— REQUIREMENT —
Quote each record exactly, please, leaving none out.

▽

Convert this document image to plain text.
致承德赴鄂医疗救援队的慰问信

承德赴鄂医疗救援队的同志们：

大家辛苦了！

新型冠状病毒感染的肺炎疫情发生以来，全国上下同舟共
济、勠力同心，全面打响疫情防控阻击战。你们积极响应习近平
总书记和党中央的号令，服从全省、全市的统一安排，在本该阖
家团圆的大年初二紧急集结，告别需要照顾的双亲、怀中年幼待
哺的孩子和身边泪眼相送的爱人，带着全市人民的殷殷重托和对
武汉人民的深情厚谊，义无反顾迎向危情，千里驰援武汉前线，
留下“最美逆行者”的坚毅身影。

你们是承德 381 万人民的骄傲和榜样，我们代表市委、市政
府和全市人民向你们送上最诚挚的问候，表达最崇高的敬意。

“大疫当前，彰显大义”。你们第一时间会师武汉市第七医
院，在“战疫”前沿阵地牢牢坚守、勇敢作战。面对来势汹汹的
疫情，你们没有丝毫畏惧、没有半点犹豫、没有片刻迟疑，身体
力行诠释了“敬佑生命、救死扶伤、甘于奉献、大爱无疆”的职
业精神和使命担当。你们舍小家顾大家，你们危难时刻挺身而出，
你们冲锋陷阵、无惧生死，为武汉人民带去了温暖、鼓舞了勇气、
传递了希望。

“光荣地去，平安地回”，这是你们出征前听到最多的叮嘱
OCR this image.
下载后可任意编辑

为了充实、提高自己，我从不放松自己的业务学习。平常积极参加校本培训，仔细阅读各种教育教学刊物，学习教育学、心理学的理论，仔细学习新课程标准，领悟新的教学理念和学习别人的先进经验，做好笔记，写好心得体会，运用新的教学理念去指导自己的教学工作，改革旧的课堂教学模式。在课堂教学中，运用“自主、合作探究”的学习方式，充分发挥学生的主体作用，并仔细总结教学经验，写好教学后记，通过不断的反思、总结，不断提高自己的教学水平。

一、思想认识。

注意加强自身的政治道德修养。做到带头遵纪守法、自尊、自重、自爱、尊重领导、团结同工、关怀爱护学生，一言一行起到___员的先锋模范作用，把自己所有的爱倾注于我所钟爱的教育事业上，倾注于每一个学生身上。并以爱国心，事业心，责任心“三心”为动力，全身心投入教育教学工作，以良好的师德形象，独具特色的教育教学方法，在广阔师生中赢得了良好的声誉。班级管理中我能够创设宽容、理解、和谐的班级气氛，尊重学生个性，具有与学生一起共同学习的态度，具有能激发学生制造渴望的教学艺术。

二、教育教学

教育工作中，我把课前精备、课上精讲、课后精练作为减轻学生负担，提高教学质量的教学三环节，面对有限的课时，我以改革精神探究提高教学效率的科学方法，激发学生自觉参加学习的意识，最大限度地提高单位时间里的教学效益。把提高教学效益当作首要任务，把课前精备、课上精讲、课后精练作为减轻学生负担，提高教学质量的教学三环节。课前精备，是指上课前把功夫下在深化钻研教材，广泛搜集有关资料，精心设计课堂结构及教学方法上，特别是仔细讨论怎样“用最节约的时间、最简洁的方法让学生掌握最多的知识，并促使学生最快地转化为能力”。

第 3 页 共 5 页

△

— WRITTEN RESPONSE —
Convert this document image to plain text.
致承德赴鄂医疗救援队的慰问信

承德赴鄂医疗救援队的同志们：

大家辛苦了！

新型冠状病毒感染的肺炎疫情发生以来，全国上下同舟共
济、勠力同心，全面打响疫情防控阻击战。你们积极响应习近平
总书记和党中央的号令，服从全省、全市的统一安排，在本该阖
家团圆的大年初二紧急集结，告别需要照顾的双亲、怀中年幼待
哺的孩子和身边泪眼相送的爱人，带着全市人民的殷殷重托和对
武汉人民的深情厚谊，义无反顾迎向危情，千里驰援武汉前线，
留下“最美逆行者”的坚毅身影。

你们是承德 381 万人民的骄傲和榜样，我们代表市委、市政
府和全市人民向你们送上最诚挚的问候，表达最崇高的敬意。

“大疫当前，彰显大义”。你们第一时间会师武汉市第七医
院，在“战疫”前沿阵地牢牢坚守、勇敢作战。面对来势汹汹的
疫情，你们没有丝毫畏惧、没有半点犹豫、没有片刻迟疑，身体
力行诠释了“敬佑生命、救死扶伤、甘于奉献、大爱无疆”的职
业精神和使命担当。你们舍小家顾大家，你们危难时刻挺身而出，
你们冲锋陷阵、无惧生死，为武汉人民带去了温暖、鼓舞了勇气、
传递了希望。

“光荣地去，平安地回”，这是你们出征前听到最多的叮嘱
OCR this image.
下载后可任意编辑

为了充实、提高自己，我从不放松自己的业务学习。平常积极参加校本培训，仔细阅读各种教育教学刊物，学习教育学、心理学的理论，仔细学习新课程标准，领悟新的教学理念和学习别人的先进经验，做好笔记，写好心得体会，运用新的教学理念去指导自己的教学工作，改革旧的课堂教学模式。在课堂教学中，运用“自主、合作探究”的学习方式，充分发挥学生的主体作用，并仔细总结教学经验，写好教学后记，通过不断的反思、总结，不断提高自己的教学水平。

一、思想认识。

注意加强自身的政治道德修养。做到带头遵纪守法、自尊、自重、自爱、尊重领导、团结同工、关怀爱护学生，一言一行起到___员的先锋模范作用，把自己所有的爱倾注于我所钟爱的教育事业上，倾注于每一个学生身上。并以爱国心，事业心，责任心“三心”为动力，全身心投入教育教学工作，以良好的师德形象，独具特色的教育教学方法，在广阔师生中赢得了良好的声誉。班级管理中我能够创设宽容、理解、和谐的班级气氛，尊重学生个性，具有与学生一起共同学习的态度，具有能激发学生制造渴望的教学艺术。

二、教育教学

教育工作中，我把课前精备、课上精讲、课后精练作为减轻学生负担，提高教学质量的教学三环节，面对有限的课时，我以改革精神探究提高教学效率的科学方法，激发学生自觉参加学习的意识，最大限度地提高单位时间里的教学效益。把提高教学效益当作首要任务，把课前精备、课上精讲、课后精练作为减轻学生负担，提高教学质量的教学三环节。课前精备，是指上课前把功夫下在深化钻研教材，广泛搜集有关资料，精心设计课堂结构及教学方法上，特别是仔细讨论怎样“用最节约的时间、最简洁的方法让学生掌握最多的知识，并促使学生最快地转化为能力”。

第 3 页 共 5 页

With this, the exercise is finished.